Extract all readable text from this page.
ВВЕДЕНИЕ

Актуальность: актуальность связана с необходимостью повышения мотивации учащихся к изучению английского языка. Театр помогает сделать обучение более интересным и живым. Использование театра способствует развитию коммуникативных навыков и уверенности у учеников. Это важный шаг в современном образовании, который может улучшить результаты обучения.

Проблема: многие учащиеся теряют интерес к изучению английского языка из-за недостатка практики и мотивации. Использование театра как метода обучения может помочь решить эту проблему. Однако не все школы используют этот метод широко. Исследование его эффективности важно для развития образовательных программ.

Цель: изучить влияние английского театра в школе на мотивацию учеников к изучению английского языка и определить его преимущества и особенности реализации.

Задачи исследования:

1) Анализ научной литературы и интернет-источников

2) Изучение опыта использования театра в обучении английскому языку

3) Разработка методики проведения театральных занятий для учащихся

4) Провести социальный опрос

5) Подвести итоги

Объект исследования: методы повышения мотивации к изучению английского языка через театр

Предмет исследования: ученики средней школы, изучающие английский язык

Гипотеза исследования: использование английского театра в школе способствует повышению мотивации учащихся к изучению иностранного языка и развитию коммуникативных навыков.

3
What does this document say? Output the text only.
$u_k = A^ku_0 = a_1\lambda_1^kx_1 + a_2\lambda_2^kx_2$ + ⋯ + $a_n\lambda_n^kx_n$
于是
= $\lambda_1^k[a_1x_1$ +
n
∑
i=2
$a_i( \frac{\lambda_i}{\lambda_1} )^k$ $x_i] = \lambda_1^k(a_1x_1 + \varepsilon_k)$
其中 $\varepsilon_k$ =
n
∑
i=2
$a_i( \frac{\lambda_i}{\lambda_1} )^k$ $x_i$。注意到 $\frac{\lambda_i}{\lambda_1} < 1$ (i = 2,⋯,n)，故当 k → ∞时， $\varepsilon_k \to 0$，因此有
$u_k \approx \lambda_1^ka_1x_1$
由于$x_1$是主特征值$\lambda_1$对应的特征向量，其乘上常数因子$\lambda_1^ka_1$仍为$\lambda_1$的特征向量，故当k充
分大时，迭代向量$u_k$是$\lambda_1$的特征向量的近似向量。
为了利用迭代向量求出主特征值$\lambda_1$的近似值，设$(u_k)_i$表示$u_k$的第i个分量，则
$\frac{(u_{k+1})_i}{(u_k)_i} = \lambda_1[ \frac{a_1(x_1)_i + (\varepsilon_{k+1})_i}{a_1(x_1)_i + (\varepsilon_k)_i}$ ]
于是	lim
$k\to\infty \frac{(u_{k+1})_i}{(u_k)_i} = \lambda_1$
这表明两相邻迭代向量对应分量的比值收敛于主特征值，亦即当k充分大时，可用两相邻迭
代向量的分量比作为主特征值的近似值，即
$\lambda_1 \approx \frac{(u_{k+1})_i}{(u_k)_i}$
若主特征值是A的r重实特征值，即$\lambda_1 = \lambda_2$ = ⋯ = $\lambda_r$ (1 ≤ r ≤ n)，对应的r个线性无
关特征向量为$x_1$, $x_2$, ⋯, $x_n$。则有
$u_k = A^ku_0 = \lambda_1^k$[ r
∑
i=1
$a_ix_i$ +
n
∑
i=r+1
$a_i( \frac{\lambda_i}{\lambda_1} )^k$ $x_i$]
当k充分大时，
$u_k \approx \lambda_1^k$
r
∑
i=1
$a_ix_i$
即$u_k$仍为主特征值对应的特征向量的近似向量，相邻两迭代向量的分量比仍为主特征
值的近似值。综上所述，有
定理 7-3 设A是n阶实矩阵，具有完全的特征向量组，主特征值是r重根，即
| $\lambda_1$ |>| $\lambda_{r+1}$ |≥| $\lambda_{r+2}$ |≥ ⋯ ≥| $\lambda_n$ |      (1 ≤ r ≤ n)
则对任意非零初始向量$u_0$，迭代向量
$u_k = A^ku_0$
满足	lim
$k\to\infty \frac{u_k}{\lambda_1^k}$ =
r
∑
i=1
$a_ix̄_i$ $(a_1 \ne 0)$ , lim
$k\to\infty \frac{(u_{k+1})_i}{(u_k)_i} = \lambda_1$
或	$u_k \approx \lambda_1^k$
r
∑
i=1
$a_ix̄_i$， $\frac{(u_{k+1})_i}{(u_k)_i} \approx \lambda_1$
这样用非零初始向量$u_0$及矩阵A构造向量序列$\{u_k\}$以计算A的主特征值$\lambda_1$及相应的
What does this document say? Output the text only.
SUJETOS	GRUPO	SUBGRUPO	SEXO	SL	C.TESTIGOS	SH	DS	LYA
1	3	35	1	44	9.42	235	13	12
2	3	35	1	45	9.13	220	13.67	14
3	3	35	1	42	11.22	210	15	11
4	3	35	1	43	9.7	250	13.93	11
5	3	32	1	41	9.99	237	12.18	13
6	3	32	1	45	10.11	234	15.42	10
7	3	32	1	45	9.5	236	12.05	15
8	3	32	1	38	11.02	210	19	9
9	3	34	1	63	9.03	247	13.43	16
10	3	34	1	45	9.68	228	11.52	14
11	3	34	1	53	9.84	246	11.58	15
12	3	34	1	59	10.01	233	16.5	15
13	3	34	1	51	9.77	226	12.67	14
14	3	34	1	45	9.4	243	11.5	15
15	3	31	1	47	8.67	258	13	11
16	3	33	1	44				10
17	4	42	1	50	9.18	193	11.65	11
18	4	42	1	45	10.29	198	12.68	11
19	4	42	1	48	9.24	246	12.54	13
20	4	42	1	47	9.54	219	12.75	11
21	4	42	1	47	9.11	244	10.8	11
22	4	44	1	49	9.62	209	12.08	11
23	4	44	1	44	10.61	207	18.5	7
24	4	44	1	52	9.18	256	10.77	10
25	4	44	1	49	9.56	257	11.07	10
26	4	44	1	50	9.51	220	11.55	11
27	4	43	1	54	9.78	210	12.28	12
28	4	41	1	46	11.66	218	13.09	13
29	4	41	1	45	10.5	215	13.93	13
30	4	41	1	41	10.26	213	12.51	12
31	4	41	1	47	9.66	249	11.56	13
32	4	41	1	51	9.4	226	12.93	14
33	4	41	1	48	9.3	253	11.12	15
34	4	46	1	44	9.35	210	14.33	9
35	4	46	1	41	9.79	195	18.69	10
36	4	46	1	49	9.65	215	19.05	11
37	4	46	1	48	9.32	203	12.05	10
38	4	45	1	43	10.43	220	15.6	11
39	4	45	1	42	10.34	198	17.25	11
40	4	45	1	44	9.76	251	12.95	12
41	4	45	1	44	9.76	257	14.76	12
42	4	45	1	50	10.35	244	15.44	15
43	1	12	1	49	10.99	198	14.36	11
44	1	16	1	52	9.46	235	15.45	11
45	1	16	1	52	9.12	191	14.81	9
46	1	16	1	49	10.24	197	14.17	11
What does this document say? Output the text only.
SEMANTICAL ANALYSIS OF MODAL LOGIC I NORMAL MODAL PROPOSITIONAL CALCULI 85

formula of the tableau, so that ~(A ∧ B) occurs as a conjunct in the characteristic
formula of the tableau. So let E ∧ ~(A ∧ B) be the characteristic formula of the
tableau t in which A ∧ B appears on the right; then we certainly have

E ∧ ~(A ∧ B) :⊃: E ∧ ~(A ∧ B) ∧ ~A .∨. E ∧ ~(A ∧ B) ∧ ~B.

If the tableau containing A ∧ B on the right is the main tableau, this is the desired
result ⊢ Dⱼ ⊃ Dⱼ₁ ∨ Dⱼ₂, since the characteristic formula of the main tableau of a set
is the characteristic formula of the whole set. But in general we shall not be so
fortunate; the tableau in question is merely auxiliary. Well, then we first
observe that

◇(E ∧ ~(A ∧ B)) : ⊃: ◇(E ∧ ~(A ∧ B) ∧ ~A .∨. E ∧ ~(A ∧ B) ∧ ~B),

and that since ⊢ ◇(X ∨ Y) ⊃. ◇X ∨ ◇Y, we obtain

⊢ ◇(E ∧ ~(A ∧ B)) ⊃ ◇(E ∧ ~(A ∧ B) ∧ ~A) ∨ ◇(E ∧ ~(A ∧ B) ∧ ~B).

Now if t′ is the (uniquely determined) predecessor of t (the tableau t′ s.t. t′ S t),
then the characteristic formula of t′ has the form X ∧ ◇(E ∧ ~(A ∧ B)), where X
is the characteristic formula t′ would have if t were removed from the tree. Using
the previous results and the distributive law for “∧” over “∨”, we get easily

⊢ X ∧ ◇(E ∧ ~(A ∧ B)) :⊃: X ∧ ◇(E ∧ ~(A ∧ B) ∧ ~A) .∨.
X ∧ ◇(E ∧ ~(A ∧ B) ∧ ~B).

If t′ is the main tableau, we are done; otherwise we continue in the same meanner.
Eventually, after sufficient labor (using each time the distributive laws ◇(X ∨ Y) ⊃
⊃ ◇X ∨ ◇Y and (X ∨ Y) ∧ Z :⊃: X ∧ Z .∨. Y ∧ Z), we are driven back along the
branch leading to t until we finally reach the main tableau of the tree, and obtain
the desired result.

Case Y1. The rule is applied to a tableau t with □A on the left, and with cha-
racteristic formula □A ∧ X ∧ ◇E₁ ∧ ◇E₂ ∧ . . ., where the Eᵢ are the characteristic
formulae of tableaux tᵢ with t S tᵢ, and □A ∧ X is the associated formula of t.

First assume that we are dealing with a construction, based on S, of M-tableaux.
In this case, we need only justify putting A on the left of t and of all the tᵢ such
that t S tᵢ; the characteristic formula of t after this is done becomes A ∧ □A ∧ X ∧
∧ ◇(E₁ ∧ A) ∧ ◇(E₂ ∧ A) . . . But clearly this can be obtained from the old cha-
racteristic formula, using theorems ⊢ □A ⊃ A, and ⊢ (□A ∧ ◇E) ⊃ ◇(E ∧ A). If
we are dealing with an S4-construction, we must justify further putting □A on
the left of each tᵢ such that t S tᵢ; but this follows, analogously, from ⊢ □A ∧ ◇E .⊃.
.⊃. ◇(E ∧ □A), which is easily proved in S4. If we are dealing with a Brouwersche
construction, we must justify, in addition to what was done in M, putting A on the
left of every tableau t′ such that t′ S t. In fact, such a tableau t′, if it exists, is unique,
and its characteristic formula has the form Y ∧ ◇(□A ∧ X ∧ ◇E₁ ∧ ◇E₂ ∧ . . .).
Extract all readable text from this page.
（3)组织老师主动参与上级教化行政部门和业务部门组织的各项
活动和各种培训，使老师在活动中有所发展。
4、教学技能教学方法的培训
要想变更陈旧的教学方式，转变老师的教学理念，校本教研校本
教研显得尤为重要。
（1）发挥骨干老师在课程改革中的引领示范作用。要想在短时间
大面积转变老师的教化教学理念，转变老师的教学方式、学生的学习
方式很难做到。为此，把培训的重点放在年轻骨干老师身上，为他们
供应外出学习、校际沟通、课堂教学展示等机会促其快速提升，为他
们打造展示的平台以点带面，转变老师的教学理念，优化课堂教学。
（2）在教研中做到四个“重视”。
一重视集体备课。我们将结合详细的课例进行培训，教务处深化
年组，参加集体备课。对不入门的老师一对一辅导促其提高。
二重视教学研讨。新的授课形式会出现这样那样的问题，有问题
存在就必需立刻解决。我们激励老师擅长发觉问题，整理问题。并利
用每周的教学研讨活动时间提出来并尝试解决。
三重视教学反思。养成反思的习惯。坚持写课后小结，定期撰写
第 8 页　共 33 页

────

**Written task**
Return each line of the data that contains the string "школе".

**The answer**
Цель: изучить влияние английского театра в школе на мотивацию учеников к изучению английского языка и определить его преимущества и особенности реализации.
Гипотеза исследования: использование английского театра в школе способствует повышению мотивации учащихся к изучению иностранного языка и развитию коммуникативных навыков.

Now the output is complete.